Direction: Filter the listing and keep only the lines with the word "masdar".

Data records

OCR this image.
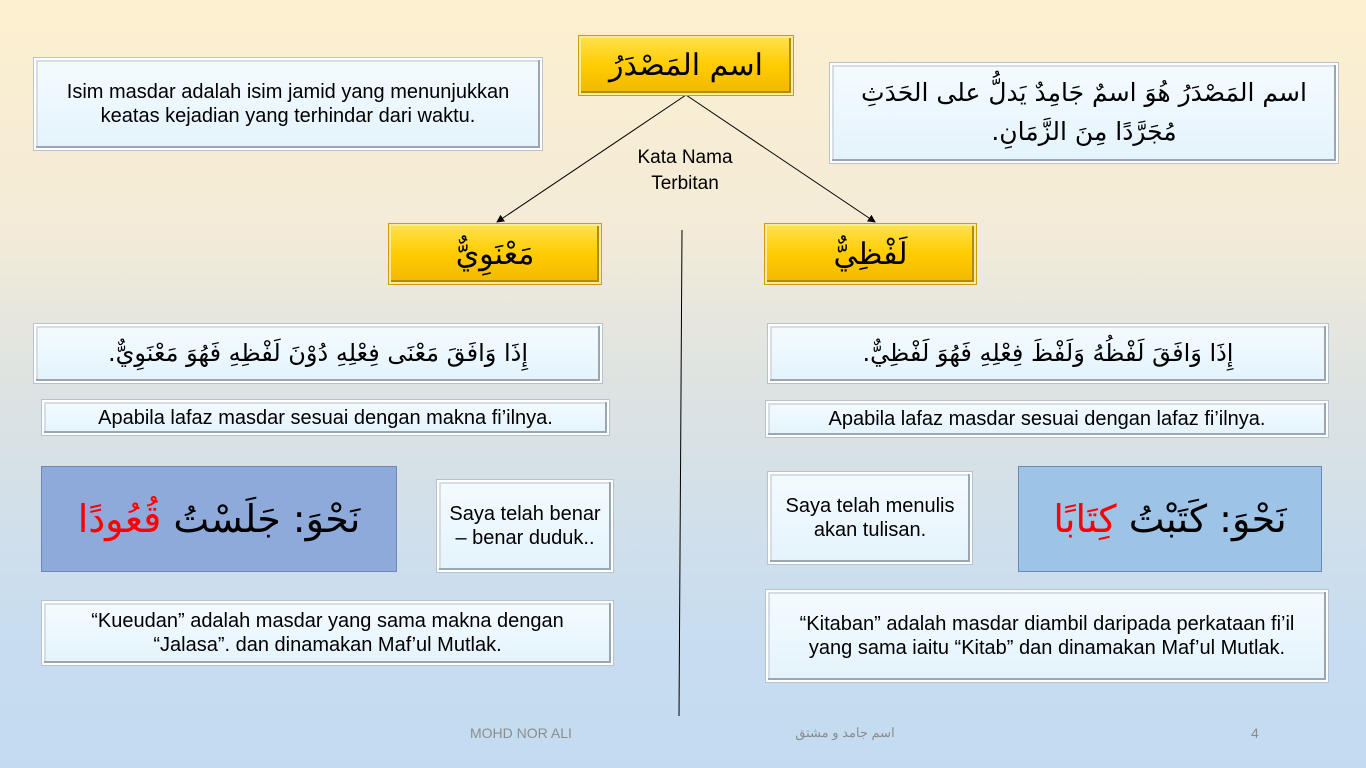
اسم المَصْدَرُ
Isim masdar adalah isim jamid yang menunjukkan keatas kejadian yang terhindar dari waktu.
اسم المَصْدَرُ هُوَ اسمٌ جَامِدٌ يَدلُّ على الحَدَثِ
مُجَرَّدًا مِنَ الزَّمَانِ.
Kata Nama
Terbitan
مَعْنَوِيٌّ
إِذَا وَافَقَ مَعْنَى فِعْلِهِ دُوْنَ لَفْظِهِ فَهُوَ مَعْنَوِيٌّ.
Apabila lafaz masdar sesuai dengan makna fi’ilnya.
نَحْوَ: جَلَسْتُ

قُعُودًا	Saya telah benar – benar duduk..
“Kueudan” adalah masdar yang sama makna dengan “Jalasa”. dan dinamakan Maf’ul Mutlak.
لَفْظِيٌّ
إِذَا وَافَقَ لَفْظُهُ وَلَفْظَ فِعْلِهِ فَهُوَ لَفْظِيٌّ.
Apabila lafaz masdar sesuai dengan lafaz fi’ilnya.
Saya telah menulis akan tulisan.	نَحْوَ: كَتَبْتُ

كِتَابًا
“Kitaban” adalah masdar diambil daripada perkataan fi’il yang sama iaitu “Kitab” dan dinamakan Maf’ul Mutlak.
MOHD NOR ALI	اسم جامد و مشتق	4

Solved problem:
Isim masdar adalah isim jamid yang menunjukkan keatas kejadian yang terhindar dari waktu.
Apabila lafaz masdar sesuai dengan makna fi’ilnya.
“Kueudan” adalah masdar yang sama makna dengan “Jalasa”. dan dinamakan Maf’ul Mutlak.
Apabila lafaz masdar sesuai dengan lafaz fi’ilnya.
“Kitaban” adalah masdar diambil daripada perkataan fi’il yang sama iaitu “Kitab” dan dinamakan Maf’ul Mutlak.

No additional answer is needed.